Find each line containing the string "este". Copy it.

(Extracted records)
+-------+
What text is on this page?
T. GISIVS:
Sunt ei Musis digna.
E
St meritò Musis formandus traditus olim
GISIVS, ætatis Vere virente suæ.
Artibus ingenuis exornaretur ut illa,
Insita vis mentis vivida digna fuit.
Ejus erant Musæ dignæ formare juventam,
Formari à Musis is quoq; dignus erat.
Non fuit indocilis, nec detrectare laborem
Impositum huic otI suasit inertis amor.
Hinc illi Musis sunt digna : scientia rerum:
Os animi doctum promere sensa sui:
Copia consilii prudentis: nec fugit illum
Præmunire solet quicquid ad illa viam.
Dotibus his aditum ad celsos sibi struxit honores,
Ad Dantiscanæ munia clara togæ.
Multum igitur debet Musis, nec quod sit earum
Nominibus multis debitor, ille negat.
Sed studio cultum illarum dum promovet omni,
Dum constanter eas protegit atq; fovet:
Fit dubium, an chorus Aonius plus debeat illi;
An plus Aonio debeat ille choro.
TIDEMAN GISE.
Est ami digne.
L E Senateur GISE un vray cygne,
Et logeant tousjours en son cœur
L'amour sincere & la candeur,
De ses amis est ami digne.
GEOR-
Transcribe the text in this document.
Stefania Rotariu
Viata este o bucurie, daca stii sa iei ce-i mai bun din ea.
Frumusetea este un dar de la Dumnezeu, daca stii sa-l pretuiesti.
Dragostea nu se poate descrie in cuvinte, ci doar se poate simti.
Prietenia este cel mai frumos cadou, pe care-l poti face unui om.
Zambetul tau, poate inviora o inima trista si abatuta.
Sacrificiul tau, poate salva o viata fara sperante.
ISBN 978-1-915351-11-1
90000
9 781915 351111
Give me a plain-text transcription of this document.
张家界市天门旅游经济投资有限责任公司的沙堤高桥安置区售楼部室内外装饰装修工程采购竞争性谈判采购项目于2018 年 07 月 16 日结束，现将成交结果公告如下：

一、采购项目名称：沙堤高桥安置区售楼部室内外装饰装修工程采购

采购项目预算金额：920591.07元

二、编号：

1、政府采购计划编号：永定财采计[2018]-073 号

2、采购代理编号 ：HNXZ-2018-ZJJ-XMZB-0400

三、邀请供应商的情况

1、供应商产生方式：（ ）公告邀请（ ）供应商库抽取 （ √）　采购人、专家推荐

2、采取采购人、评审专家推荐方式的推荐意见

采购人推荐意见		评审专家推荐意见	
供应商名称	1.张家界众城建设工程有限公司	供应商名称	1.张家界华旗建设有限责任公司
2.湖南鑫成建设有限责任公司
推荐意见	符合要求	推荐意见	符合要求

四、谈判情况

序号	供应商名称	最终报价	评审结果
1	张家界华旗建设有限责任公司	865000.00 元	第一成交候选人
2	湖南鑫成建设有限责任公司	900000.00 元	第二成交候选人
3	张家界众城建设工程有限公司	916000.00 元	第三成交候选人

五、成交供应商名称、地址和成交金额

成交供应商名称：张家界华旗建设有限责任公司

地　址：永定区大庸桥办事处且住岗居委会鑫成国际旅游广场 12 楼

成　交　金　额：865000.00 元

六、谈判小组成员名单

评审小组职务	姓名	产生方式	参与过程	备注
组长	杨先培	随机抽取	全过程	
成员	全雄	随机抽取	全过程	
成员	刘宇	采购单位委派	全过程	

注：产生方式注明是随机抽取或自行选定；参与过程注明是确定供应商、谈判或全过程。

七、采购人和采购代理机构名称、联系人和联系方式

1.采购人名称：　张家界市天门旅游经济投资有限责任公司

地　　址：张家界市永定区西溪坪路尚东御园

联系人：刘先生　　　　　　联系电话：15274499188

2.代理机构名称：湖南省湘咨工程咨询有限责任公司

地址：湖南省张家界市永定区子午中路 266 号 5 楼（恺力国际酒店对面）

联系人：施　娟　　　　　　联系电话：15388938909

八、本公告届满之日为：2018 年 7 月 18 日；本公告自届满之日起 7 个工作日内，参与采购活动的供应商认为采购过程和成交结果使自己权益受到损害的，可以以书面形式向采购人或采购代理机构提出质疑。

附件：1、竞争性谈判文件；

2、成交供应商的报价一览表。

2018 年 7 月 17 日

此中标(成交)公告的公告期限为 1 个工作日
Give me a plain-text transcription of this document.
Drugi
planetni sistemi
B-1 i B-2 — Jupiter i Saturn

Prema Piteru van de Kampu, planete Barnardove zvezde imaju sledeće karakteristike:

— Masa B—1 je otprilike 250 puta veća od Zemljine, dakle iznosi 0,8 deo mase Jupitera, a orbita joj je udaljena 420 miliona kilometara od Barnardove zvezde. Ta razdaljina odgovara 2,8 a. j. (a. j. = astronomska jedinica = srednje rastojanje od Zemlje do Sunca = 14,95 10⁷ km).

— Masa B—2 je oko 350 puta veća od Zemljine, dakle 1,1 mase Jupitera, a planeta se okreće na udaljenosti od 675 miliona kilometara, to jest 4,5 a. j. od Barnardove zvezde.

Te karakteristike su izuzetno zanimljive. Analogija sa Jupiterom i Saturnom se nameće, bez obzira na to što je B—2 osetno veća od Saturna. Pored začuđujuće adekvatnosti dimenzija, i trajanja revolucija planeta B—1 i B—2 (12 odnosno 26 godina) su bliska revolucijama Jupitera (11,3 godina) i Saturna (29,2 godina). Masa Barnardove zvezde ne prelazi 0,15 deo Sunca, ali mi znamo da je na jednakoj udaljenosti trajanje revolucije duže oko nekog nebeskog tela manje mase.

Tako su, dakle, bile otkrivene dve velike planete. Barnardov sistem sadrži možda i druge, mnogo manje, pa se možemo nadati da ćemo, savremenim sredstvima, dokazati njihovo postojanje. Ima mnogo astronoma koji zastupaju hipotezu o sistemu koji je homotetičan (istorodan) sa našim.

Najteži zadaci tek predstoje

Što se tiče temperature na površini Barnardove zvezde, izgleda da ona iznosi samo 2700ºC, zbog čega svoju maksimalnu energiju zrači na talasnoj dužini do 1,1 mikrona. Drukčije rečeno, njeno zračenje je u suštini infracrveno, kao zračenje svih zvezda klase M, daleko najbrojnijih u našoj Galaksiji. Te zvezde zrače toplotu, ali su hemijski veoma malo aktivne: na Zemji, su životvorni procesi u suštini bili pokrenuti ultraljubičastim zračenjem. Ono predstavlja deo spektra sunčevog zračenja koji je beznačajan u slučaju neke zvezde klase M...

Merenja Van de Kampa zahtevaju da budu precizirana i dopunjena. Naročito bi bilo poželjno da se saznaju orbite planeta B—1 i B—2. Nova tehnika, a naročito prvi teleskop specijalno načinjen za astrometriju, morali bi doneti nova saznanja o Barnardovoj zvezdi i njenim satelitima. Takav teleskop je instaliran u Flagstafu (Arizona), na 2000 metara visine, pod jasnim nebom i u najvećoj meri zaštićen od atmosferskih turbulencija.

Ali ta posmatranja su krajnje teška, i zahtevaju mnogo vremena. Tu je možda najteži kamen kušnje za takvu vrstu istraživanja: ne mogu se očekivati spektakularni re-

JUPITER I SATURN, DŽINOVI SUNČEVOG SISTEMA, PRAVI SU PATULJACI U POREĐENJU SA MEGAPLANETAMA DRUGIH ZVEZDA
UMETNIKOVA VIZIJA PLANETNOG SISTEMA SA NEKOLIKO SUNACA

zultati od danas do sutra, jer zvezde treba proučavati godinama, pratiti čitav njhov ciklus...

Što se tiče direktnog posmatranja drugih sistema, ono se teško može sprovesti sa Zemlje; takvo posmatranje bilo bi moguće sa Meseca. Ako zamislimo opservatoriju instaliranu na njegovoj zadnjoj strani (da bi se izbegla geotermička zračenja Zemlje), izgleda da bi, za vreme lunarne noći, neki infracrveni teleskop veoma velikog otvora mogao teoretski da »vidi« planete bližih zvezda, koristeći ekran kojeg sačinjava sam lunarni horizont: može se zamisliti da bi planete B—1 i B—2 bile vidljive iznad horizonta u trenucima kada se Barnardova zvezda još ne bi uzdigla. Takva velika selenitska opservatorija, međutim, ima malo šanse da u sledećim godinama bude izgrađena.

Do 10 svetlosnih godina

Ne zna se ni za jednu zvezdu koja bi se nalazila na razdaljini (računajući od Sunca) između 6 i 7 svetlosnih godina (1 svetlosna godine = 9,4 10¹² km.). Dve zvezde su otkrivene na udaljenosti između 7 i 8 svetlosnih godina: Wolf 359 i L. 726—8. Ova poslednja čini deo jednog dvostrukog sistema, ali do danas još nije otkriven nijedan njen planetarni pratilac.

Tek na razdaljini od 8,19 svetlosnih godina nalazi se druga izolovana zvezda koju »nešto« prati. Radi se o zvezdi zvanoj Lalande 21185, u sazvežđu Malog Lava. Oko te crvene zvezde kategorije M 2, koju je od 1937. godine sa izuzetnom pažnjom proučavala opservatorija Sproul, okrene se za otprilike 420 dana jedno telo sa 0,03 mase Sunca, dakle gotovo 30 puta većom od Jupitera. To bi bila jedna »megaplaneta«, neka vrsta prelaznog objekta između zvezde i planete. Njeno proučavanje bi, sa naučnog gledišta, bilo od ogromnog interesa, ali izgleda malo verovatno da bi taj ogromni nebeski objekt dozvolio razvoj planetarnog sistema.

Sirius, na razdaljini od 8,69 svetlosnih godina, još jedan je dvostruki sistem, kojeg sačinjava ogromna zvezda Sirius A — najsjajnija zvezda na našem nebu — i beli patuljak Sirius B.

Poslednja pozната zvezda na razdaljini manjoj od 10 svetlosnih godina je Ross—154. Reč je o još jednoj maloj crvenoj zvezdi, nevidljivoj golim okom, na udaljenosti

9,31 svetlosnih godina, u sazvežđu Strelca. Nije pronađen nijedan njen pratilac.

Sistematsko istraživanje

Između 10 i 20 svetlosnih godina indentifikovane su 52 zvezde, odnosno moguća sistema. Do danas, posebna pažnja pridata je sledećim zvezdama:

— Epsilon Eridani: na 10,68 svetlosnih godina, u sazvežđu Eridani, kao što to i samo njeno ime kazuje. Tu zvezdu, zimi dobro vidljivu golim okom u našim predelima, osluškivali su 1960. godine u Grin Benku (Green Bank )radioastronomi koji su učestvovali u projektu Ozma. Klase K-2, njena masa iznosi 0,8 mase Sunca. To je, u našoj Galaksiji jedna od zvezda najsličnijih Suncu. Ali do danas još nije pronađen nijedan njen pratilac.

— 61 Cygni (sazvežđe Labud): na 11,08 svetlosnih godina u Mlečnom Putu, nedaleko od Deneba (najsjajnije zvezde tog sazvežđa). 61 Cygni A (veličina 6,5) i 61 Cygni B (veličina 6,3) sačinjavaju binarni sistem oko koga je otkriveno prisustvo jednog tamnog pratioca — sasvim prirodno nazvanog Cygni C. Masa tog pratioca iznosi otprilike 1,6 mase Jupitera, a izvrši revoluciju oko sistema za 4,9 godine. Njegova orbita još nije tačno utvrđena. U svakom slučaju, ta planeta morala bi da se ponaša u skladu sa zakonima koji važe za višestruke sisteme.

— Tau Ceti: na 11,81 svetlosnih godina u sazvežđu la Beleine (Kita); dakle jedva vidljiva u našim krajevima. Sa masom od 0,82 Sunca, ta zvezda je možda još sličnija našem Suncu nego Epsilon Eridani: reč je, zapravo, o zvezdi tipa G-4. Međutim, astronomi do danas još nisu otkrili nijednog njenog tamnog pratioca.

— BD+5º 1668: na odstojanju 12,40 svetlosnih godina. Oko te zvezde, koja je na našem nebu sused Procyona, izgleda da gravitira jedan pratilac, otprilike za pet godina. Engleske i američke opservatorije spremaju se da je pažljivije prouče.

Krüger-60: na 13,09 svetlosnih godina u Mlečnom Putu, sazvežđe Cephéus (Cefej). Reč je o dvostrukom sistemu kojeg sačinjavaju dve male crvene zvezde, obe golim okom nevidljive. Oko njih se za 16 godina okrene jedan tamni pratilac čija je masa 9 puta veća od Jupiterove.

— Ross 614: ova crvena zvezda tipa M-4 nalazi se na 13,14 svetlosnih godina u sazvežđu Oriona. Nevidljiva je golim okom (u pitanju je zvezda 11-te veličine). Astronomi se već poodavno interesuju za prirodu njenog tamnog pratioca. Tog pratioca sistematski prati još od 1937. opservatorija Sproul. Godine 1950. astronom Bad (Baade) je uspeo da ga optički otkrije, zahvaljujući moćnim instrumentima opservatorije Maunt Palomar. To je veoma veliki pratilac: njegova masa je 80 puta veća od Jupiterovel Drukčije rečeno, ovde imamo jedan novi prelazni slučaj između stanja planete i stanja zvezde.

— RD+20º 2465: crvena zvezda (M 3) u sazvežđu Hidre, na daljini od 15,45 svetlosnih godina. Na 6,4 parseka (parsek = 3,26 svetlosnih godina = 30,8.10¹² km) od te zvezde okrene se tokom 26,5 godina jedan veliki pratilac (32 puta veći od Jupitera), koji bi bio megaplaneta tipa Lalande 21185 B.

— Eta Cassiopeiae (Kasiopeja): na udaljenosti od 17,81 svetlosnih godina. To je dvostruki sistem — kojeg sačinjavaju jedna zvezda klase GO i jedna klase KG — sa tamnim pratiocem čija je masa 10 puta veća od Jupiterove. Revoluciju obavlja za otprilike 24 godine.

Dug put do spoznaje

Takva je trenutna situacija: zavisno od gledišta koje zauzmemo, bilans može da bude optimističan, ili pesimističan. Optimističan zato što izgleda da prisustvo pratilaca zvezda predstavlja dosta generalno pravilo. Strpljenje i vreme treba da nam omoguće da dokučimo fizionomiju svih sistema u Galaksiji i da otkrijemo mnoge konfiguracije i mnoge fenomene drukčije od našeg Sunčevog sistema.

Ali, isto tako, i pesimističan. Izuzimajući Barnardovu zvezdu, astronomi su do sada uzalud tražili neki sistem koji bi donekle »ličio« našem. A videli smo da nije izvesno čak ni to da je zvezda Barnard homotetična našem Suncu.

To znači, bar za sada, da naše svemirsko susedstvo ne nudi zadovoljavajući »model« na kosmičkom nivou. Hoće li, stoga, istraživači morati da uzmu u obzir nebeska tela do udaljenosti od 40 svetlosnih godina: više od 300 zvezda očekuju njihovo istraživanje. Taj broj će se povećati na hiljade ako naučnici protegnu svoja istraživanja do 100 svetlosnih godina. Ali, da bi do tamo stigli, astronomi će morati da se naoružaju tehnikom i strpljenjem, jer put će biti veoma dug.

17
+-------+
The response:
Viata este o bucurie, daca stii sa iei ce-i mai bun din ea.
Frumusetea este un dar de la Dumnezeu, daca stii sa-l pretuiesti.
Prietenia este cel mai frumos cadou, pe care-l poti face unui om.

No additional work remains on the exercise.